--- Raw records ---

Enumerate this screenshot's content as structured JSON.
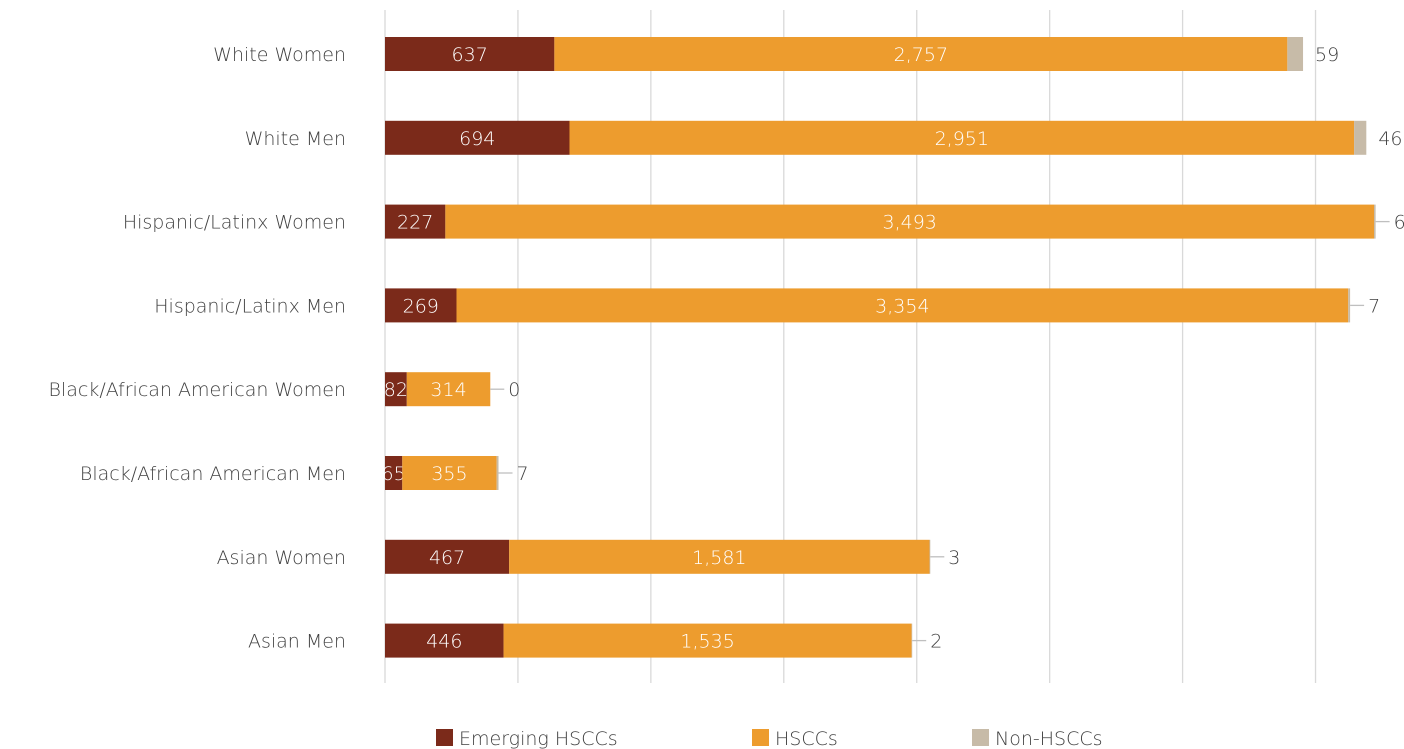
{
  "chart_data": {
    "type": "bar",
    "orientation": "horizontal",
    "stacked": true,
    "categories": [
      "White Women",
      "White Men",
      "Hispanic/Latinx Women",
      "Hispanic/Latinx Men",
      "Black/African American Women",
      "Black/African American Men",
      "Asian Women",
      "Asian Men"
    ],
    "series": [
      {
        "name": "Emerging HSCCs",
        "color": "#7B2A1A",
        "values": [
          637,
          694,
          227,
          269,
          82,
          65,
          467,
          446
        ],
        "labels": [
          "637",
          "694",
          "227",
          "269",
          "82",
          "65",
          "467",
          "446"
        ]
      },
      {
        "name": "HSCCs",
        "color": "#ED9C2E",
        "values": [
          2757,
          2951,
          3493,
          3354,
          314,
          355,
          1581,
          1535
        ],
        "labels": [
          "2,757",
          "2,951",
          "3,493",
          "3,354",
          "314",
          "355",
          "1,581",
          "1,535"
        ]
      },
      {
        "name": "Non-HSCCs",
        "color": "#C7BBA8",
        "values": [
          59,
          46,
          6,
          7,
          0,
          7,
          3,
          2
        ],
        "labels": [
          "59",
          "46",
          "6",
          "7",
          "0",
          "7",
          "3",
          "2"
        ]
      }
    ],
    "xlim": [
      0,
      3750
    ],
    "grid": true,
    "legend_position": "bottom"
  }
}
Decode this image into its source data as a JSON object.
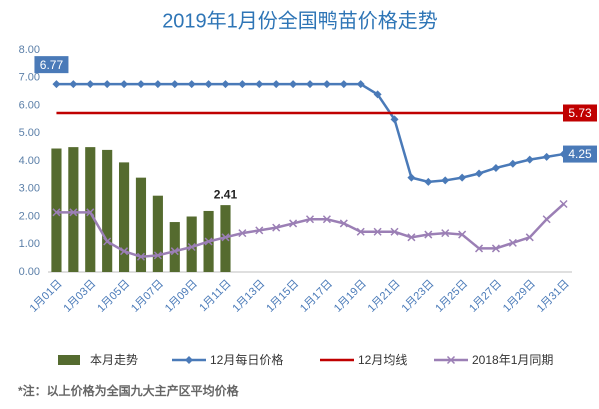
{
  "chart_data": {
    "type": "combo",
    "title": "2019年1月份全国鸭苗价格走势",
    "note": "*注：以上价格为全国九大主产区平均价格",
    "categories": [
      "1月01日",
      null,
      "1月03日",
      null,
      "1月05日",
      null,
      "1月07日",
      null,
      "1月09日",
      null,
      "1月11日",
      null,
      "1月13日",
      null,
      "1月15日",
      null,
      "1月17日",
      null,
      "1月19日",
      null,
      "1月21日",
      null,
      "1月23日",
      null,
      "1月25日",
      null,
      "1月27日",
      null,
      "1月29日",
      null,
      "1月31日"
    ],
    "ylim": [
      0,
      8
    ],
    "yticks": [
      {
        "value": 0,
        "label": "0.00"
      },
      {
        "value": 1,
        "label": "1.00"
      },
      {
        "value": 2,
        "label": "2.00"
      },
      {
        "value": 3,
        "label": "3.00"
      },
      {
        "value": 4,
        "label": "4.00"
      },
      {
        "value": 5,
        "label": "5.00"
      },
      {
        "value": 6,
        "label": "6.00"
      },
      {
        "value": 7,
        "label": "7.00"
      },
      {
        "value": 8,
        "label": "8.00"
      }
    ],
    "grid": false,
    "series": [
      {
        "name": "本月走势",
        "type": "bar",
        "color": "#556b2f",
        "marker": "none",
        "data_labels": [
          10
        ],
        "values": [
          4.45,
          4.5,
          4.5,
          4.4,
          3.95,
          3.4,
          2.75,
          1.8,
          2.0,
          2.2,
          2.41,
          null,
          null,
          null,
          null,
          null,
          null,
          null,
          null,
          null,
          null,
          null,
          null,
          null,
          null,
          null,
          null,
          null,
          null,
          null,
          null
        ]
      },
      {
        "name": "12月每日价格",
        "type": "line",
        "color": "#4a7ab8",
        "marker": "diamond",
        "data_labels": [
          0,
          30
        ],
        "values": [
          6.77,
          6.77,
          6.77,
          6.77,
          6.77,
          6.77,
          6.77,
          6.77,
          6.77,
          6.77,
          6.77,
          6.77,
          6.77,
          6.77,
          6.77,
          6.77,
          6.77,
          6.77,
          6.77,
          6.4,
          5.5,
          3.4,
          3.25,
          3.3,
          3.4,
          3.55,
          3.75,
          3.9,
          4.05,
          4.15,
          4.25
        ]
      },
      {
        "name": "12月均线",
        "type": "line",
        "color": "#c00000",
        "marker": "none",
        "data_labels": [
          30
        ],
        "values": [
          5.73,
          5.73,
          5.73,
          5.73,
          5.73,
          5.73,
          5.73,
          5.73,
          5.73,
          5.73,
          5.73,
          5.73,
          5.73,
          5.73,
          5.73,
          5.73,
          5.73,
          5.73,
          5.73,
          5.73,
          5.73,
          5.73,
          5.73,
          5.73,
          5.73,
          5.73,
          5.73,
          5.73,
          5.73,
          5.73,
          5.73
        ]
      },
      {
        "name": "2018年1月同期",
        "type": "line",
        "color": "#9b7fb5",
        "marker": "x",
        "data_labels": [],
        "values": [
          2.15,
          2.15,
          2.15,
          1.1,
          0.75,
          0.55,
          0.6,
          0.75,
          0.9,
          1.1,
          1.25,
          1.4,
          1.5,
          1.6,
          1.75,
          1.9,
          1.9,
          1.75,
          1.45,
          1.45,
          1.45,
          1.25,
          1.35,
          1.4,
          1.35,
          0.85,
          0.85,
          1.05,
          1.25,
          1.9,
          2.45
        ]
      }
    ]
  }
}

--- Problem details ---
Leave out the pictures and give the listing above again exactly.

--- Worked answer ---
Enumerate this screenshot's content as structured JSON.
{
  "chart_data": {
    "type": "bar",
    "orientation": "horizontal",
    "stacked": true,
    "categories": [
      "White Women",
      "White Men",
      "Hispanic/Latinx Women",
      "Hispanic/Latinx Men",
      "Black/African American Women",
      "Black/African American Men",
      "Asian Women",
      "Asian Men"
    ],
    "series": [
      {
        "name": "Emerging HSCCs",
        "color": "#7B2A1A",
        "values": [
          637,
          694,
          227,
          269,
          82,
          65,
          467,
          446
        ],
        "labels": [
          "637",
          "694",
          "227",
          "269",
          "82",
          "65",
          "467",
          "446"
        ]
      },
      {
        "name": "HSCCs",
        "color": "#ED9C2E",
        "values": [
          2757,
          2951,
          3493,
          3354,
          314,
          355,
          1581,
          1535
        ],
        "labels": [
          "2,757",
          "2,951",
          "3,493",
          "3,354",
          "314",
          "355",
          "1,581",
          "1,535"
        ]
      },
      {
        "name": "Non-HSCCs",
        "color": "#C7BBA8",
        "values": [
          59,
          46,
          6,
          7,
          0,
          7,
          3,
          2
        ],
        "labels": [
          "59",
          "46",
          "6",
          "7",
          "0",
          "7",
          "3",
          "2"
        ]
      }
    ],
    "xlim": [
      0,
      3750
    ],
    "grid": true,
    "legend_position": "bottom"
  }
}
Decode this image into its source data as a JSON object.
{
  "chart_data": {
    "type": "combo",
    "title": "2019年1月份全国鸭苗价格走势",
    "note": "*注：以上价格为全国九大主产区平均价格",
    "categories": [
      "1月01日",
      null,
      "1月03日",
      null,
      "1月05日",
      null,
      "1月07日",
      null,
      "1月09日",
      null,
      "1月11日",
      null,
      "1月13日",
      null,
      "1月15日",
      null,
      "1月17日",
      null,
      "1月19日",
      null,
      "1月21日",
      null,
      "1月23日",
      null,
      "1月25日",
      null,
      "1月27日",
      null,
      "1月29日",
      null,
      "1月31日"
    ],
    "ylim": [
      0,
      8
    ],
    "yticks": [
      {
        "value": 0,
        "label": "0.00"
      },
      {
        "value": 1,
        "label": "1.00"
      },
      {
        "value": 2,
        "label": "2.00"
      },
      {
        "value": 3,
        "label": "3.00"
      },
      {
        "value": 4,
        "label": "4.00"
      },
      {
        "value": 5,
        "label": "5.00"
      },
      {
        "value": 6,
        "label": "6.00"
      },
      {
        "value": 7,
        "label": "7.00"
      },
      {
        "value": 8,
        "label": "8.00"
      }
    ],
    "grid": false,
    "series": [
      {
        "name": "本月走势",
        "type": "bar",
        "color": "#556b2f",
        "marker": "none",
        "data_labels": [
          10
        ],
        "values": [
          4.45,
          4.5,
          4.5,
          4.4,
          3.95,
          3.4,
          2.75,
          1.8,
          2.0,
          2.2,
          2.41,
          null,
          null,
          null,
          null,
          null,
          null,
          null,
          null,
          null,
          null,
          null,
          null,
          null,
          null,
          null,
          null,
          null,
          null,
          null,
          null
        ]
      },
      {
        "name": "12月每日价格",
        "type": "line",
        "color": "#4a7ab8",
        "marker": "diamond",
        "data_labels": [
          0,
          30
        ],
        "values": [
          6.77,
          6.77,
          6.77,
          6.77,
          6.77,
          6.77,
          6.77,
          6.77,
          6.77,
          6.77,
          6.77,
          6.77,
          6.77,
          6.77,
          6.77,
          6.77,
          6.77,
          6.77,
          6.77,
          6.4,
          5.5,
          3.4,
          3.25,
          3.3,
          3.4,
          3.55,
          3.75,
          3.9,
          4.05,
          4.15,
          4.25
        ]
      },
      {
        "name": "12月均线",
        "type": "line",
        "color": "#c00000",
        "marker": "none",
        "data_labels": [
          30
        ],
        "values": [
          5.73,
          5.73,
          5.73,
          5.73,
          5.73,
          5.73,
          5.73,
          5.73,
          5.73,
          5.73,
          5.73,
          5.73,
          5.73,
          5.73,
          5.73,
          5.73,
          5.73,
          5.73,
          5.73,
          5.73,
          5.73,
          5.73,
          5.73,
          5.73,
          5.73,
          5.73,
          5.73,
          5.73,
          5.73,
          5.73,
          5.73
        ]
      },
      {
        "name": "2018年1月同期",
        "type": "line",
        "color": "#9b7fb5",
        "marker": "x",
        "data_labels": [],
        "values": [
          2.15,
          2.15,
          2.15,
          1.1,
          0.75,
          0.55,
          0.6,
          0.75,
          0.9,
          1.1,
          1.25,
          1.4,
          1.5,
          1.6,
          1.75,
          1.9,
          1.9,
          1.75,
          1.45,
          1.45,
          1.45,
          1.25,
          1.35,
          1.4,
          1.35,
          0.85,
          0.85,
          1.05,
          1.25,
          1.9,
          2.45
        ]
      }
    ]
  }
}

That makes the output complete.